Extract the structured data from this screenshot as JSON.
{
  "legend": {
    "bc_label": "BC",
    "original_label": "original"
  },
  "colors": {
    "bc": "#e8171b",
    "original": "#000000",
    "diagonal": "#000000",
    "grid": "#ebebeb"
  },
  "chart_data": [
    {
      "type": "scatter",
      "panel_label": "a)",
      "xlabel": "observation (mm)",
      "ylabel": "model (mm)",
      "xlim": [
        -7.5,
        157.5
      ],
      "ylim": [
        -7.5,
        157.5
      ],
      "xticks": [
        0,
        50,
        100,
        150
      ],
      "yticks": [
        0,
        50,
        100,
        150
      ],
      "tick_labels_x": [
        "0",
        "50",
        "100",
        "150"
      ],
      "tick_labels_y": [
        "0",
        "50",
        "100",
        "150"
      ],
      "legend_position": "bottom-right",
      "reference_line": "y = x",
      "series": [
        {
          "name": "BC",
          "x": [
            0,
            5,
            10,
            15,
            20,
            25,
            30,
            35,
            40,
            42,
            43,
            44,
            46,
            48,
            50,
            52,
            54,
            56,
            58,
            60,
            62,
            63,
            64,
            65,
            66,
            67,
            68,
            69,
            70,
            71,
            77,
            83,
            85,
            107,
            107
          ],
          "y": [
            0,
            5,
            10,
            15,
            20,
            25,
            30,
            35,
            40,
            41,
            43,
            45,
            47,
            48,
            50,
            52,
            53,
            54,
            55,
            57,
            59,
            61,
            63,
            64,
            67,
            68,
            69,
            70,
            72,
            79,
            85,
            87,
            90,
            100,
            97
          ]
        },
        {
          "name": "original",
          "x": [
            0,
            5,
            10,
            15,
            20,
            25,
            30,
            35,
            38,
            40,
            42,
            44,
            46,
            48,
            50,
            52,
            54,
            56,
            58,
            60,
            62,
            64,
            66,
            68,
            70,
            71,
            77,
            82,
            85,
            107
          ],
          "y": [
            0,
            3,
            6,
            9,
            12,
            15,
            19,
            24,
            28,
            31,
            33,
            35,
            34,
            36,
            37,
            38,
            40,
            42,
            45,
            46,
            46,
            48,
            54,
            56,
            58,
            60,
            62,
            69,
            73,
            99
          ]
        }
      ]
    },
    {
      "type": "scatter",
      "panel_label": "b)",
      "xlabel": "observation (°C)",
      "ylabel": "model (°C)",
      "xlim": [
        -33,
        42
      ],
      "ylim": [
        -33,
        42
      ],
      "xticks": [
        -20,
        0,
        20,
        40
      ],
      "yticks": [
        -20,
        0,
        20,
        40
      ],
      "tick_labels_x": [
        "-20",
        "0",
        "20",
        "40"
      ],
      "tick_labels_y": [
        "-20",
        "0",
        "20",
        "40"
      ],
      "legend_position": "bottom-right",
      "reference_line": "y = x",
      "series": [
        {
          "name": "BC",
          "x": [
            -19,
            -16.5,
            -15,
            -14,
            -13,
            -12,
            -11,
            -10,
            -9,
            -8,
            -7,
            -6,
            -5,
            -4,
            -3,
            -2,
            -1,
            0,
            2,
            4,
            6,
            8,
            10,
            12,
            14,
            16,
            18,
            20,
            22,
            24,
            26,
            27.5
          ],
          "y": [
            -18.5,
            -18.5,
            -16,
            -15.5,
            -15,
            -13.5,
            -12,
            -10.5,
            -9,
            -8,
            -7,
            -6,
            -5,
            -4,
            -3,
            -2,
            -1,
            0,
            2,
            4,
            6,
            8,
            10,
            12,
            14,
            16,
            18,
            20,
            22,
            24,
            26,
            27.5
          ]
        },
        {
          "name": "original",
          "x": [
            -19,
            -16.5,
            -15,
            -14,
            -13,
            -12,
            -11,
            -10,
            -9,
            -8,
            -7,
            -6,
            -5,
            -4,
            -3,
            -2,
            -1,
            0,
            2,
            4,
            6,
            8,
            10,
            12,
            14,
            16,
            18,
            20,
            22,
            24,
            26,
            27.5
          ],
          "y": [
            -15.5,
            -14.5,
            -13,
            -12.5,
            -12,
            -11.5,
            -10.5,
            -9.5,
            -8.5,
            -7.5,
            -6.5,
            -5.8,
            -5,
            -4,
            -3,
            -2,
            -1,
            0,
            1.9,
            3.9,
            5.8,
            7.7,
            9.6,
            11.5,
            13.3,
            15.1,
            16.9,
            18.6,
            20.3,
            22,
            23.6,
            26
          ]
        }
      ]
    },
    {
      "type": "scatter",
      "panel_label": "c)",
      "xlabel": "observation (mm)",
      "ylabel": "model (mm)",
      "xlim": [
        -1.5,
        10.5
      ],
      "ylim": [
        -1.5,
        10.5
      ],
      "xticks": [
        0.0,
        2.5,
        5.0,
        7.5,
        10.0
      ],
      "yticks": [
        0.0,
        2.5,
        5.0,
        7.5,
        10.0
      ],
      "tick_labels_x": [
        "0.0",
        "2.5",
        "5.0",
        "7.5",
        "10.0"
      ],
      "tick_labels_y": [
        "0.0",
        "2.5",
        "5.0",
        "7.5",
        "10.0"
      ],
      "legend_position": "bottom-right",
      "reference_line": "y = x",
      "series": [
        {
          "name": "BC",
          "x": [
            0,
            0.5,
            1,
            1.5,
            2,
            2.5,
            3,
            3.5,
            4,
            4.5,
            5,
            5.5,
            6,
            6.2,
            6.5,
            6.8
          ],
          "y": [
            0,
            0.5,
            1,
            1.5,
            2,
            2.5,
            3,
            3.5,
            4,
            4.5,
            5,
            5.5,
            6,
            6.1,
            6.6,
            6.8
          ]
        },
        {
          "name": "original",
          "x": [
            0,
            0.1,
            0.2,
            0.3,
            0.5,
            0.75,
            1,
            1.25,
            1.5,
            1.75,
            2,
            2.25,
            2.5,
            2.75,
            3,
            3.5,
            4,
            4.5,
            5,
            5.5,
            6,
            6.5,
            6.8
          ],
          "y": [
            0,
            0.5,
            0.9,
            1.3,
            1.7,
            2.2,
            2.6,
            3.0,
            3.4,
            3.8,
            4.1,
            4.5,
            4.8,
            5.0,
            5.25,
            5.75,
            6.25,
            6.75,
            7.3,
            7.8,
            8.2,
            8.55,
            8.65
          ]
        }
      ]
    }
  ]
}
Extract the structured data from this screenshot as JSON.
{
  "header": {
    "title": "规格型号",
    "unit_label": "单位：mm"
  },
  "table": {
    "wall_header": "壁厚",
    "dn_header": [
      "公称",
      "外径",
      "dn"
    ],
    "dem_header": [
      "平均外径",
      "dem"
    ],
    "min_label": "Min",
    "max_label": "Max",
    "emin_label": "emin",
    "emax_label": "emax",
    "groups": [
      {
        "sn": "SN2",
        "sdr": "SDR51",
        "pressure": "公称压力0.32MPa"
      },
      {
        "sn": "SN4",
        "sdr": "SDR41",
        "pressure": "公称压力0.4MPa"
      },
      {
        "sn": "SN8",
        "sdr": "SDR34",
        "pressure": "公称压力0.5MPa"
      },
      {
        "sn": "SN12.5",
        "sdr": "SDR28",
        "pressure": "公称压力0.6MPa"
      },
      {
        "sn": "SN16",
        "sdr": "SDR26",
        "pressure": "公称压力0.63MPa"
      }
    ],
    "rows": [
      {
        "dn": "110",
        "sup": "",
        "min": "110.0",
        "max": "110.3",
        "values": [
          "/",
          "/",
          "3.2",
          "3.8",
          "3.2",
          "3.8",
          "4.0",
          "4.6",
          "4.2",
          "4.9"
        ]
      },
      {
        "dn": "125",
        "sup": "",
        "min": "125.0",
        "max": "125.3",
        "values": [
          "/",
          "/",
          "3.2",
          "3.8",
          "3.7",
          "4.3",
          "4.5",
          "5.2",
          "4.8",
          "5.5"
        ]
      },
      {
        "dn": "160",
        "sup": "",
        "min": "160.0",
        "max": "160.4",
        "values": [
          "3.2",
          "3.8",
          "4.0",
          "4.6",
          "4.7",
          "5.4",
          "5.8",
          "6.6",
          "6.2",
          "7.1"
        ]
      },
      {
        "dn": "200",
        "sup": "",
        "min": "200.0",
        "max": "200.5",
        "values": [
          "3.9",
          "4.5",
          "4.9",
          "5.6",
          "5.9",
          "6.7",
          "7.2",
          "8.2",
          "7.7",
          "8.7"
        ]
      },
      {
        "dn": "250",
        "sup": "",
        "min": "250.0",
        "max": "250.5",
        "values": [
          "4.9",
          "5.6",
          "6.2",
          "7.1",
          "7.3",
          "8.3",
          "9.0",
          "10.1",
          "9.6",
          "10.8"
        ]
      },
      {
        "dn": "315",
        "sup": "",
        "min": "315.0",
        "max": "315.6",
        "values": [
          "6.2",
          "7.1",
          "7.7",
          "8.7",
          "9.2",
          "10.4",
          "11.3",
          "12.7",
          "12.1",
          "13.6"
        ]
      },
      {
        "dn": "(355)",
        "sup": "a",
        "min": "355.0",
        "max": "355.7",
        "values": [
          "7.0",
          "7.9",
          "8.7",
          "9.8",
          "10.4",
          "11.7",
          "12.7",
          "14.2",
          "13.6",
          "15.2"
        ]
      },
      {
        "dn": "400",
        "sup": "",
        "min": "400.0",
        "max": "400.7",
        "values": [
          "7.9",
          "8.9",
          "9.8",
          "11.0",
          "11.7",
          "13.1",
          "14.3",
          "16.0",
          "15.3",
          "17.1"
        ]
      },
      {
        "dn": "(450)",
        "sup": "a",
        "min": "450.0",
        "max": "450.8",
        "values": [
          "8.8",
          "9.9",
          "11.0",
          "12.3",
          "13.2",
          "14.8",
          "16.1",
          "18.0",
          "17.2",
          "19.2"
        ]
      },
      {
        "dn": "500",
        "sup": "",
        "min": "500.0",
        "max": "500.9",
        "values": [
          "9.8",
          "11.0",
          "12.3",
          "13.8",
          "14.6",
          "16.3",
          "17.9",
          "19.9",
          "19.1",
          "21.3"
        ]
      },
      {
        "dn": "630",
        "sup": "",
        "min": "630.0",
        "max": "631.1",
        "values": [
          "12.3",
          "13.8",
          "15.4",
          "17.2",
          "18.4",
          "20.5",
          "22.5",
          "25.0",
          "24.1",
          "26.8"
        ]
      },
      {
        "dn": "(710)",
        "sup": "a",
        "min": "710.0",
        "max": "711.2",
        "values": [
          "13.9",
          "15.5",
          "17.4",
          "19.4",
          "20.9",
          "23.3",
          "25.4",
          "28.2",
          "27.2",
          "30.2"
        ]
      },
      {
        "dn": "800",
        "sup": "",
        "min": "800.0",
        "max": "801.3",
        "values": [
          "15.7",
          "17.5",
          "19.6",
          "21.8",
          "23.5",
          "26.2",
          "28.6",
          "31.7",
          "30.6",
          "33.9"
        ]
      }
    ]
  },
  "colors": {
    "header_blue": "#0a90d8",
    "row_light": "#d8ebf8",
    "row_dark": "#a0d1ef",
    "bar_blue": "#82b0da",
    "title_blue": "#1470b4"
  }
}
◇ ◇ ◇ ◇
• _Directions_
Across the records, how many lines contain "pressure"? Only the number should be given.

• _Problem solution_
5